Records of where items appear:
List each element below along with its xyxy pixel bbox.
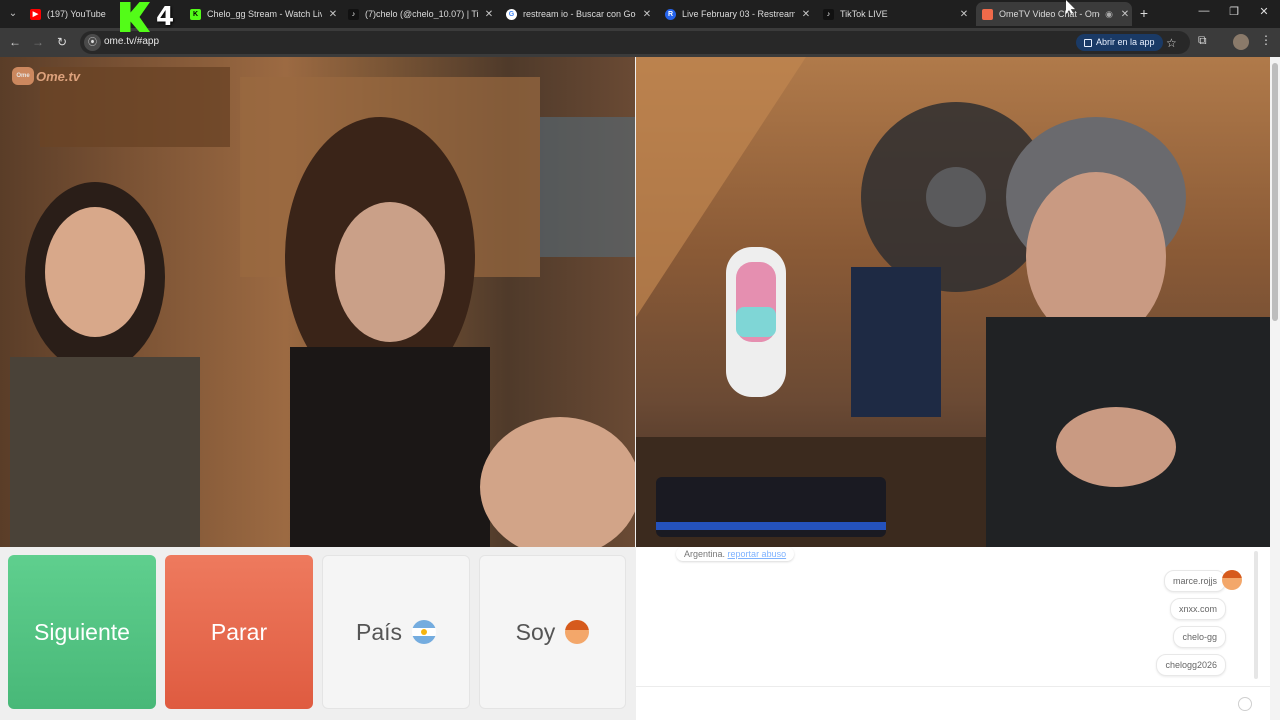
chat-message-text: chelo-gg — [1182, 632, 1217, 642]
logo-bubble: Ome — [12, 67, 34, 85]
profile-avatar[interactable] — [1233, 34, 1249, 50]
tiktok-icon: ♪ — [823, 8, 834, 20]
page-viewport: Ome Ome.tv Siguiente Parar País Soy Arge… — [0, 57, 1280, 720]
tab-title: (7)chelo (@chelo_10.07) | TikTok — [365, 9, 478, 19]
boy-face-icon — [565, 620, 590, 644]
country-label: País — [355, 618, 403, 645]
overlay-number: 4 — [156, 2, 175, 32]
restore-button[interactable]: ❐ — [1226, 5, 1242, 18]
open-app-icon — [1084, 38, 1092, 47]
close-icon[interactable]: ✕ — [326, 9, 340, 20]
close-icon[interactable]: ✕ — [1118, 9, 1132, 20]
close-icon[interactable]: ✕ — [640, 9, 654, 20]
logo-text: Ome.tv — [36, 68, 81, 84]
scrollbar-thumb[interactable] — [1272, 63, 1278, 321]
omnibox[interactable]: ⦿ ome.tv/#app Abrir en la app ☆ — [80, 31, 1190, 54]
open-in-app-button[interactable]: Abrir en la app — [1076, 34, 1163, 51]
ometv-logo: Ome Ome.tv — [12, 67, 80, 85]
next-button[interactable]: Siguiente — [8, 555, 156, 709]
self-video — [636, 57, 1270, 547]
recording-icon: ◉ — [1105, 8, 1113, 19]
tiktok-icon: ♪ — [348, 8, 359, 20]
tab-search-button[interactable]: ⌄ — [4, 5, 22, 23]
tab-title: restream io - Buscar con Google — [523, 9, 636, 19]
restream-icon: R — [665, 8, 676, 20]
tab-ometv[interactable]: OmeTV Video Chat - Ome ◉ ✕ — [976, 2, 1132, 26]
chat-message: chelo-gg — [1173, 626, 1226, 648]
google-icon: G — [506, 8, 517, 20]
close-icon[interactable]: ✕ — [482, 9, 496, 20]
location-text: Argentina. — [684, 549, 726, 559]
tab-title: Chelo_gg Stream - Watch Live — [207, 9, 322, 19]
tab-tiktok-live[interactable]: ♪ TikTok LIVE ✕ — [823, 2, 971, 26]
url-text[interactable]: ome.tv/#app — [104, 36, 159, 47]
report-abuse-link[interactable]: reportar abuso — [728, 549, 787, 559]
next-label: Siguiente — [34, 618, 130, 645]
chat-message: marce.rojjs — [1163, 570, 1226, 592]
tab-strip: ⌄ ▶ (197) YouTube K Chelo_gg Stream - Wa… — [0, 0, 1280, 28]
tab-google-search[interactable]: G restream io - Buscar con Google ✕ — [506, 2, 654, 26]
kick-icon: K — [190, 8, 201, 20]
stranger-video-frame — [10, 67, 635, 547]
stranger-video: Ome Ome.tv — [0, 57, 635, 547]
open-in-app-label: Abrir en la app — [1096, 37, 1155, 47]
tab-title: TikTok LIVE — [840, 9, 888, 19]
menu-icon[interactable]: ⋮ — [1260, 33, 1272, 47]
location-notice: Argentina. reportar abuso — [676, 547, 795, 561]
stream-overlay-badge: 4 — [120, 2, 174, 32]
chat-input[interactable] — [636, 686, 1270, 720]
gender-label: Soy — [515, 618, 556, 645]
argentina-flag-icon — [412, 620, 437, 644]
close-window-button[interactable]: ✕ — [1256, 5, 1272, 18]
tab-tiktok-profile[interactable]: ♪ (7)chelo (@chelo_10.07) | TikTok ✕ — [348, 2, 496, 26]
kick-logo-icon — [120, 2, 150, 32]
bookmark-star-icon[interactable]: ☆ — [1166, 36, 1177, 50]
stop-button[interactable]: Parar — [165, 555, 313, 709]
close-icon[interactable]: ✕ — [957, 9, 971, 20]
tab-title: OmeTV Video Chat - Ome — [999, 9, 1100, 19]
country-filter-button[interactable]: País — [322, 555, 470, 709]
tab-kick[interactable]: K Chelo_gg Stream - Watch Live ✕ — [190, 2, 340, 26]
stop-label: Parar — [210, 618, 268, 645]
ometv-icon — [982, 8, 993, 20]
forward-button[interactable]: → — [30, 34, 46, 50]
chat-message-text: marce.rojjs — [1172, 576, 1217, 586]
chat-scrollbar[interactable] — [1254, 551, 1258, 679]
tab-title: Live February 03 - Restream — [682, 9, 795, 19]
chat-message-text: chelogg2026 — [1165, 660, 1217, 670]
new-tab-button[interactable]: + — [1136, 5, 1152, 21]
tab-restream[interactable]: R Live February 03 - Restream ✕ — [665, 2, 813, 26]
chat-message-text: xnxx.com — [1178, 604, 1217, 614]
self-video-frame — [636, 57, 1270, 547]
page-scrollbar[interactable] — [1270, 57, 1280, 720]
emoji-icon[interactable] — [1238, 697, 1252, 711]
back-button[interactable]: ← — [7, 34, 23, 50]
extensions-icon[interactable]: ⧉ — [1198, 33, 1207, 48]
chat-message: xnxx.com — [1169, 598, 1226, 620]
chat-message: chelogg2026 — [1156, 654, 1226, 676]
reload-button[interactable]: ↻ — [54, 34, 70, 50]
address-bar: ← → ↻ ⦿ ome.tv/#app Abrir en la app ☆ — [0, 28, 1280, 57]
youtube-icon: ▶ — [30, 8, 41, 20]
gender-select-button[interactable]: Soy — [479, 555, 626, 709]
site-info-icon[interactable]: ⦿ — [84, 34, 101, 51]
sender-avatar-icon — [1222, 570, 1242, 590]
chat-panel: Argentina. reportar abuso marce.rojjs xn… — [636, 547, 1270, 720]
minimize-button[interactable]: — — [1196, 5, 1212, 17]
close-icon[interactable]: ✕ — [799, 9, 813, 20]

# [Problem description]
Please edit the items above so that every "close-icon" becomes "close-button", and keep everything else the same. Leave the pictures out of your answer.

# [Correct response]
List each element below along with its xyxy pixel bbox.
chat-message-text: chelo-gg — [1182, 632, 1217, 642]
logo-bubble: Ome — [12, 67, 34, 85]
profile-avatar[interactable] — [1233, 34, 1249, 50]
tiktok-icon: ♪ — [823, 8, 834, 20]
page-viewport: Ome Ome.tv Siguiente Parar País Soy Arge… — [0, 57, 1280, 720]
tab-title: (7)chelo (@chelo_10.07) | TikTok — [365, 9, 478, 19]
boy-face-icon — [565, 620, 590, 644]
country-label: País — [355, 618, 403, 645]
overlay-number: 4 — [156, 2, 175, 32]
restore-button[interactable]: ❐ — [1226, 5, 1242, 18]
open-app-icon — [1084, 38, 1092, 47]
close-button[interactable]: ✕ — [326, 9, 340, 20]
close-button[interactable]: ✕ — [1118, 9, 1132, 20]
close-button[interactable]: ✕ — [640, 9, 654, 20]
logo-text: Ome.tv — [36, 68, 81, 84]
scrollbar-thumb[interactable] — [1272, 63, 1278, 321]
omnibox[interactable]: ⦿ ome.tv/#app Abrir en la app ☆ — [80, 31, 1190, 54]
open-in-app-button[interactable]: Abrir en la app — [1076, 34, 1163, 51]
ometv-logo: Ome Ome.tv — [12, 67, 80, 85]
next-button[interactable]: Siguiente — [8, 555, 156, 709]
self-video — [636, 57, 1270, 547]
recording-icon: ◉ — [1105, 8, 1113, 19]
tiktok-icon: ♪ — [348, 8, 359, 20]
tab-search-button[interactable]: ⌄ — [4, 5, 22, 23]
tab-title: restream io - Buscar con Google — [523, 9, 636, 19]
restream-icon: R — [665, 8, 676, 20]
tab-ometv[interactable]: OmeTV Video Chat - Ome ◉ ✕ — [976, 2, 1132, 26]
chat-message: chelo-gg — [1173, 626, 1226, 648]
google-icon: G — [506, 8, 517, 20]
close-button[interactable]: ✕ — [482, 9, 496, 20]
location-text: Argentina. — [684, 549, 726, 559]
tab-title: Chelo_gg Stream - Watch Live — [207, 9, 322, 19]
tab-tiktok-live[interactable]: ♪ TikTok LIVE ✕ — [823, 2, 971, 26]
url-text[interactable]: ome.tv/#app — [104, 36, 159, 47]
report-abuse-link[interactable]: reportar abuso — [728, 549, 787, 559]
next-label: Siguiente — [34, 618, 130, 645]
chat-message: marce.rojjs — [1163, 570, 1226, 592]
tab-strip: ⌄ ▶ (197) YouTube K Chelo_gg Stream - Wa… — [0, 0, 1280, 28]
tab-google-search[interactable]: G restream io - Buscar con Google ✕ — [506, 2, 654, 26]
kick-icon: K — [190, 8, 201, 20]
stranger-video-frame — [10, 67, 635, 547]
stranger-video: Ome Ome.tv — [0, 57, 635, 547]
open-in-app-label: Abrir en la app — [1096, 37, 1155, 47]
tab-title: TikTok LIVE — [840, 9, 888, 19]
menu-icon[interactable]: ⋮ — [1260, 33, 1272, 47]
location-notice: Argentina. reportar abuso — [676, 547, 795, 561]
stream-overlay-badge: 4 — [120, 2, 174, 32]
chat-input[interactable] — [636, 686, 1270, 720]
gender-label: Soy — [515, 618, 556, 645]
argentina-flag-icon — [412, 620, 437, 644]
close-window-button[interactable]: ✕ — [1256, 5, 1272, 18]
tab-tiktok-profile[interactable]: ♪ (7)chelo (@chelo_10.07) | TikTok ✕ — [348, 2, 496, 26]
kick-logo-icon — [120, 2, 150, 32]
bookmark-star-icon[interactable]: ☆ — [1166, 36, 1177, 50]
stop-button[interactable]: Parar — [165, 555, 313, 709]
close-button[interactable]: ✕ — [957, 9, 971, 20]
tab-title: OmeTV Video Chat - Ome — [999, 9, 1100, 19]
country-filter-button[interactable]: País — [322, 555, 470, 709]
tab-kick[interactable]: K Chelo_gg Stream - Watch Live ✕ — [190, 2, 340, 26]
stop-label: Parar — [210, 618, 268, 645]
ometv-icon — [982, 8, 993, 20]
forward-button[interactable]: → — [30, 34, 46, 50]
chat-message-text: marce.rojjs — [1172, 576, 1217, 586]
chat-scrollbar[interactable] — [1254, 551, 1258, 679]
tab-title: Live February 03 - Restream — [682, 9, 795, 19]
chat-message-text: chelogg2026 — [1165, 660, 1217, 670]
new-tab-button[interactable]: + — [1136, 5, 1152, 21]
tab-restream[interactable]: R Live February 03 - Restream ✕ — [665, 2, 813, 26]
chat-message-text: xnxx.com — [1178, 604, 1217, 614]
self-video-frame — [636, 57, 1270, 547]
page-scrollbar[interactable] — [1270, 57, 1280, 720]
emoji-icon[interactable] — [1238, 697, 1252, 711]
back-button[interactable]: ← — [7, 34, 23, 50]
extensions-icon[interactable]: ⧉ — [1198, 33, 1207, 48]
chat-message: xnxx.com — [1169, 598, 1226, 620]
chat-message: chelogg2026 — [1156, 654, 1226, 676]
reload-button[interactable]: ↻ — [54, 34, 70, 50]
address-bar: ← → ↻ ⦿ ome.tv/#app Abrir en la app ☆ — [0, 28, 1280, 57]
youtube-icon: ▶ — [30, 8, 41, 20]
gender-select-button[interactable]: Soy — [479, 555, 626, 709]
site-info-icon[interactable]: ⦿ — [84, 34, 101, 51]
sender-avatar-icon — [1222, 570, 1242, 590]
chat-panel: Argentina. reportar abuso marce.rojjs xn… — [636, 547, 1270, 720]
minimize-button[interactable]: — — [1196, 5, 1212, 17]
close-button[interactable]: ✕ — [799, 9, 813, 20]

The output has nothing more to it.